Dataset records:
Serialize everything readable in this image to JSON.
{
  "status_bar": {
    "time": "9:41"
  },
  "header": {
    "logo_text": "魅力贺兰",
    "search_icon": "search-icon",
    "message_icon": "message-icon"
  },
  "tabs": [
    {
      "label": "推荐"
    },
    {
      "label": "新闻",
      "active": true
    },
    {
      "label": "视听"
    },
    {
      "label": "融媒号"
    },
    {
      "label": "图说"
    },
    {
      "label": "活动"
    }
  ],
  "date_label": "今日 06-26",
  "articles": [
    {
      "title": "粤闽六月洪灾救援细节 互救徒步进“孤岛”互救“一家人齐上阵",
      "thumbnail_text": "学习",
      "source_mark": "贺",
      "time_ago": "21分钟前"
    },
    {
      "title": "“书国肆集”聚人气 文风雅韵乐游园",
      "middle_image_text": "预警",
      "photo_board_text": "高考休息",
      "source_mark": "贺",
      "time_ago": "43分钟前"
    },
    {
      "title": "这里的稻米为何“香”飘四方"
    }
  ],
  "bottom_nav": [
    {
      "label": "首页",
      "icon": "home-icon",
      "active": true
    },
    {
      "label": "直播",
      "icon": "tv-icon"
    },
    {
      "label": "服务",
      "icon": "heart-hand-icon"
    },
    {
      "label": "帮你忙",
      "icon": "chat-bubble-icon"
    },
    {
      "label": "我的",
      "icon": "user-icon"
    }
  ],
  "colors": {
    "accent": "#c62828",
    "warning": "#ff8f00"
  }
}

> [WHAT IS ASKED]: Quote all of the entries verbatim.

> [FINAL RESULT]:
Serialize everything readable in this image to JSON.
{
  "status_bar": {
    "time": "9:41"
  },
  "header": {
    "logo_text": "魅力贺兰",
    "search_icon": "search-icon",
    "message_icon": "message-icon"
  },
  "tabs": [
    {
      "label": "推荐"
    },
    {
      "label": "新闻",
      "active": true
    },
    {
      "label": "视听"
    },
    {
      "label": "融媒号"
    },
    {
      "label": "图说"
    },
    {
      "label": "活动"
    }
  ],
  "date_label": "今日 06-26",
  "articles": [
    {
      "title": "粤闽六月洪灾救援细节 互救徒步进“孤岛”互救“一家人齐上阵",
      "thumbnail_text": "学习",
      "source_mark": "贺",
      "time_ago": "21分钟前"
    },
    {
      "title": "“书国肆集”聚人气 文风雅韵乐游园",
      "middle_image_text": "预警",
      "photo_board_text": "高考休息",
      "source_mark": "贺",
      "time_ago": "43分钟前"
    },
    {
      "title": "这里的稻米为何“香”飘四方"
    }
  ],
  "bottom_nav": [
    {
      "label": "首页",
      "icon": "home-icon",
      "active": true
    },
    {
      "label": "直播",
      "icon": "tv-icon"
    },
    {
      "label": "服务",
      "icon": "heart-hand-icon"
    },
    {
      "label": "帮你忙",
      "icon": "chat-bubble-icon"
    },
    {
      "label": "我的",
      "icon": "user-icon"
    }
  ],
  "colors": {
    "accent": "#c62828",
    "warning": "#ff8f00"
  }
}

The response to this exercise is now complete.